SUPPLIED PASSAGE |
The damage done by government policy between 2000 and 2003 must be undone, writes GARRET FitzGERALD
I WAS glad to be invited by the EU Commission to visit Brussels earlier this week, for two reasons.
The first was sentimental. I have been to Brussels scores of times during the past half-century, in a wide variety of capacities: Aer Lingus official; economist; consultant; vice-chairman of the Irish Council of the European Movement; opposition spokesman; vice-president of the European People’s Party; minister for foreign affairs; and as taoiseach. But I don’t think I have been there as a journalist since 1961.
On behalf of the government back then I was privately asked to combine my journalistic role with sounding out commission officials on their attitude to a possible surprise Irish application for membership – upon which I then reported confidentially to Ken Whitaker.
My two fellow journalists chided me for asking such silly questions – but three months later Seán Lemass as taoiseach astonished everyone by announcing we were indeed applying for membership.

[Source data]
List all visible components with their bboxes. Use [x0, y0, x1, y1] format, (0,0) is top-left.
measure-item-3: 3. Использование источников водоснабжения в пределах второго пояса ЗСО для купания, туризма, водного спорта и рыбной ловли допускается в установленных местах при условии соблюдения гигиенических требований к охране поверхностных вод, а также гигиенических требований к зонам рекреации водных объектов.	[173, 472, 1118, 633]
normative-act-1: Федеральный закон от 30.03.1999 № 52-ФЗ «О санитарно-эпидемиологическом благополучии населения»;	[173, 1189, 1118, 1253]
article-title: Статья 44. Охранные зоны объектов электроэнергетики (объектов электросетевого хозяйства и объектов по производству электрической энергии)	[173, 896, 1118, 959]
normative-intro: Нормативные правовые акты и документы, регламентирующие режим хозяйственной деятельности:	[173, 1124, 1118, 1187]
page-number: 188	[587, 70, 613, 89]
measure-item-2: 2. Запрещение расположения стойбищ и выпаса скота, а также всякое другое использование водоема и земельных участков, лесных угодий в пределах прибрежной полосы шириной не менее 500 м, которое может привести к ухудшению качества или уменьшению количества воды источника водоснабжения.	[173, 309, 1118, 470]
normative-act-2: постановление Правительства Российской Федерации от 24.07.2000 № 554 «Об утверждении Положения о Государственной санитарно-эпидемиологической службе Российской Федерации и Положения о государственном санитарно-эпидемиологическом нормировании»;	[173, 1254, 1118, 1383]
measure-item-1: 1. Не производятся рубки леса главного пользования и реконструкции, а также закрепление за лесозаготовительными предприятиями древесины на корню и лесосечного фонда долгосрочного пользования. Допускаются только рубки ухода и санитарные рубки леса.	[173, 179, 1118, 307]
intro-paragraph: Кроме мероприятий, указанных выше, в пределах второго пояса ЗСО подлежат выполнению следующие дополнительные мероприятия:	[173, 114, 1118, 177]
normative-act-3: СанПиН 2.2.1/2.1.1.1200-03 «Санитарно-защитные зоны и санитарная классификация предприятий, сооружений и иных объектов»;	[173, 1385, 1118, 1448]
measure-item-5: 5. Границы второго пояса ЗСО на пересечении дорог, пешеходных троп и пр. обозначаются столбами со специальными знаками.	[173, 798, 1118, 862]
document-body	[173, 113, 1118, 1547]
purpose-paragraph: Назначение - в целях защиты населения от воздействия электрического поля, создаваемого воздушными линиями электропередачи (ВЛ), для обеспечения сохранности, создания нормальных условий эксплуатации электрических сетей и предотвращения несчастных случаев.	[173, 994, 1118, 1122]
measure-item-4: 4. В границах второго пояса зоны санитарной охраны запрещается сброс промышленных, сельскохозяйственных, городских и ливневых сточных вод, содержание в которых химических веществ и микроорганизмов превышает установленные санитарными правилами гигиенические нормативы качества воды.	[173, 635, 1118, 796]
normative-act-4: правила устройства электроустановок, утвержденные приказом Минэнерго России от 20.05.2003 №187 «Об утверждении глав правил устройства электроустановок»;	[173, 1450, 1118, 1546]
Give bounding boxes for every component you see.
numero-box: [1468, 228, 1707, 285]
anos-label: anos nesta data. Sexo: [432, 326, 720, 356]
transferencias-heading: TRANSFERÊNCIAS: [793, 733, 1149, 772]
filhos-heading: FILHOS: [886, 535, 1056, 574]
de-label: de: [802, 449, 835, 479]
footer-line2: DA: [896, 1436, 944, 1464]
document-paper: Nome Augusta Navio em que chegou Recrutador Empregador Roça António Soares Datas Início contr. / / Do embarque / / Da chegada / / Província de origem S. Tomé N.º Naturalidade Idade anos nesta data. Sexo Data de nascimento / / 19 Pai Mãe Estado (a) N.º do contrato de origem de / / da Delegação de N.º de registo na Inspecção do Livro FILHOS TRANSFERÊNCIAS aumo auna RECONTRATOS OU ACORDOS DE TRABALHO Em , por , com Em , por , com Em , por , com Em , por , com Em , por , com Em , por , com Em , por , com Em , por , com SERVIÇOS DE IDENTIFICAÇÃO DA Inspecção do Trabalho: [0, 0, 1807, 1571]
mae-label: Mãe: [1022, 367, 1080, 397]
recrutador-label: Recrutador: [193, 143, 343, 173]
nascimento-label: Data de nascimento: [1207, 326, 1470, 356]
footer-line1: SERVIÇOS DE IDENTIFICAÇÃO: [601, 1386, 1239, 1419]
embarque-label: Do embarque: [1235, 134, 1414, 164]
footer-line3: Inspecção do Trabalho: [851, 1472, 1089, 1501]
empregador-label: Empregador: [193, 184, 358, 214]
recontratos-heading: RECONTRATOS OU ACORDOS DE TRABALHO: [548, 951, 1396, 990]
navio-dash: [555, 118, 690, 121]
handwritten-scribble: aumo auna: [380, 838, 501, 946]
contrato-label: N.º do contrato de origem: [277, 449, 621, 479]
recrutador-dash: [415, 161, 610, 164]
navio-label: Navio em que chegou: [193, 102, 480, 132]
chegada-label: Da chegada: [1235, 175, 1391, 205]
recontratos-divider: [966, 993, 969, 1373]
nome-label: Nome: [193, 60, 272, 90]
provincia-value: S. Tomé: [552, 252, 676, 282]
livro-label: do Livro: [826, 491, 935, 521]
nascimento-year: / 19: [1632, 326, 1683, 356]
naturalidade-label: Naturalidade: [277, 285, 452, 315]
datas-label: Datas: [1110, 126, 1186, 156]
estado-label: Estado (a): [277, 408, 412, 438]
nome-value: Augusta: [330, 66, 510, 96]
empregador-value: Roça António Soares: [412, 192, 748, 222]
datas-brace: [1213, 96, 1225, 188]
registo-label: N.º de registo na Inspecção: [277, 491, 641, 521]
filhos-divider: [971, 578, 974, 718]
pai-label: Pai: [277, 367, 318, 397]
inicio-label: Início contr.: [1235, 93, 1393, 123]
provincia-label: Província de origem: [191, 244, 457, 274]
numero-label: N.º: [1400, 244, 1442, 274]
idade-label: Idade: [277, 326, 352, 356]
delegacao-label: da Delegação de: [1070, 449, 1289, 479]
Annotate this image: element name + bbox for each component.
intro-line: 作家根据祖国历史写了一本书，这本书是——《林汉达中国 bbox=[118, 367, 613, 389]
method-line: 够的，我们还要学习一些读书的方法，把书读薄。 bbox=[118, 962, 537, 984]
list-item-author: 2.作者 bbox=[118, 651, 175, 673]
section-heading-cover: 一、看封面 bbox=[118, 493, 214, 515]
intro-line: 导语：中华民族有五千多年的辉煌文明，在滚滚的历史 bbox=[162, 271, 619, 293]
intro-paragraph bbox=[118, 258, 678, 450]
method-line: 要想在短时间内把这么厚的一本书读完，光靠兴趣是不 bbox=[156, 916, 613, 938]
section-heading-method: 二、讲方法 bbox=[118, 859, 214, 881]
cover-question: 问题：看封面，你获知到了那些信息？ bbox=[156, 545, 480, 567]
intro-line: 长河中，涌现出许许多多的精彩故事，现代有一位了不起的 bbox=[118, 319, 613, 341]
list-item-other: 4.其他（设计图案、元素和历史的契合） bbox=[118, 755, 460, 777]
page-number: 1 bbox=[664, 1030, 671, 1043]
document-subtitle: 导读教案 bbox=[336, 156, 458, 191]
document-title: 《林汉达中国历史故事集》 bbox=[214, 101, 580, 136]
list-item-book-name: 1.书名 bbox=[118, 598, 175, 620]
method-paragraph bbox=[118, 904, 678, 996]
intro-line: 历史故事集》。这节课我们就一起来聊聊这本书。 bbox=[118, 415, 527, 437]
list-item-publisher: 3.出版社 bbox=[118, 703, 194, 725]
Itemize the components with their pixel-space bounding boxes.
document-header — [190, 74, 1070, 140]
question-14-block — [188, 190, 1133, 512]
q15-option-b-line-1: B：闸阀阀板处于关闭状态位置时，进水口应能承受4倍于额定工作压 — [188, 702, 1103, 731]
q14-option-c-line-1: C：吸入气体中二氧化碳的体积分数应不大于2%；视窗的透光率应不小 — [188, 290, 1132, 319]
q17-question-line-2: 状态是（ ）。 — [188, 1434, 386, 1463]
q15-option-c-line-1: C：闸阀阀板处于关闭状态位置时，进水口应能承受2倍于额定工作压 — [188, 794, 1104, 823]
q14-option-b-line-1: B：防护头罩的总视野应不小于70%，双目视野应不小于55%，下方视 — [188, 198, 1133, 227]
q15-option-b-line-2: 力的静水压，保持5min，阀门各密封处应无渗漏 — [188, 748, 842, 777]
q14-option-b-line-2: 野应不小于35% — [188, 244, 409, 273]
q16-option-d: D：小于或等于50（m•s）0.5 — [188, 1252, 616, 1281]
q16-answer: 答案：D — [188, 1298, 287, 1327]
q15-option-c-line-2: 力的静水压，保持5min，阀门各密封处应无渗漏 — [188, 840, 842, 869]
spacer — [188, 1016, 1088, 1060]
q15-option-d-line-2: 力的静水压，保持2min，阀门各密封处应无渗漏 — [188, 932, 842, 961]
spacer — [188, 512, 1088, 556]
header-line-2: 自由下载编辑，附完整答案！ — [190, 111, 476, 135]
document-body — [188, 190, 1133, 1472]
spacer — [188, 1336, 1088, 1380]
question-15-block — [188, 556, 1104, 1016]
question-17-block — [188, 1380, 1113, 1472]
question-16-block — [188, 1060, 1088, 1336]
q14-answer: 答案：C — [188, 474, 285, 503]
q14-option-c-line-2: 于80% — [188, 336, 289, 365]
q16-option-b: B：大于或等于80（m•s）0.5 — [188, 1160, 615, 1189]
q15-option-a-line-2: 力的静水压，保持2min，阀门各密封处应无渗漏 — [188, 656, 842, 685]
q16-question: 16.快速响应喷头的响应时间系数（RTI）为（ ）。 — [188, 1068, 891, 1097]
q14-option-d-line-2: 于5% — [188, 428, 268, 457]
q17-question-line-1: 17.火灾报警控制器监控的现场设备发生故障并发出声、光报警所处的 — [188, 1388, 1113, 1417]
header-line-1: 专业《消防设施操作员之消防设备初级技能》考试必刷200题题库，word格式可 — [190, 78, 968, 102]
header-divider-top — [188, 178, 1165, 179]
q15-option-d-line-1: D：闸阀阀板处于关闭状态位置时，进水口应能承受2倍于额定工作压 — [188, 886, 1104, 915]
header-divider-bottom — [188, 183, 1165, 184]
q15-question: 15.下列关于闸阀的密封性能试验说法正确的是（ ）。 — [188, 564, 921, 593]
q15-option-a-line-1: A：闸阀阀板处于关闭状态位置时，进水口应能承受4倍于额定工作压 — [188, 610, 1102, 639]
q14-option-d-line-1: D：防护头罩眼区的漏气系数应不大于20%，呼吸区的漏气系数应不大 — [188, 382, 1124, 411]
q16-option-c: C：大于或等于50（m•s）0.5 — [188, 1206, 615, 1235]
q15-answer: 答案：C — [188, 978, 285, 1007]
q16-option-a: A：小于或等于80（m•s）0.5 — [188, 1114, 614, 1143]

BRIEF | Quote the Garret FitzGerald column on Brussels word for word, starting at "The damage done" and ending at "journalist since 1961.". The records play no part in what comes next.

COMPLETED EXERCISE |
The damage done by government policy between 2000 and 2003 must be undone, writes GARRET FitzGERALD
I WAS glad to be invited by the EU Commission to visit Brussels earlier this week, for two reasons.
The first was sentimental. I have been to Brussels scores of times during the past half-century, in a wide variety of capacities: Aer Lingus official; economist; consultant; vice-chairman of the Irish Council of the European Movement; opposition spokesman; vice-president of the European People’s Party; minister for foreign affairs; and as taoiseach. But I don’t think I have been there as a journalist since 1961.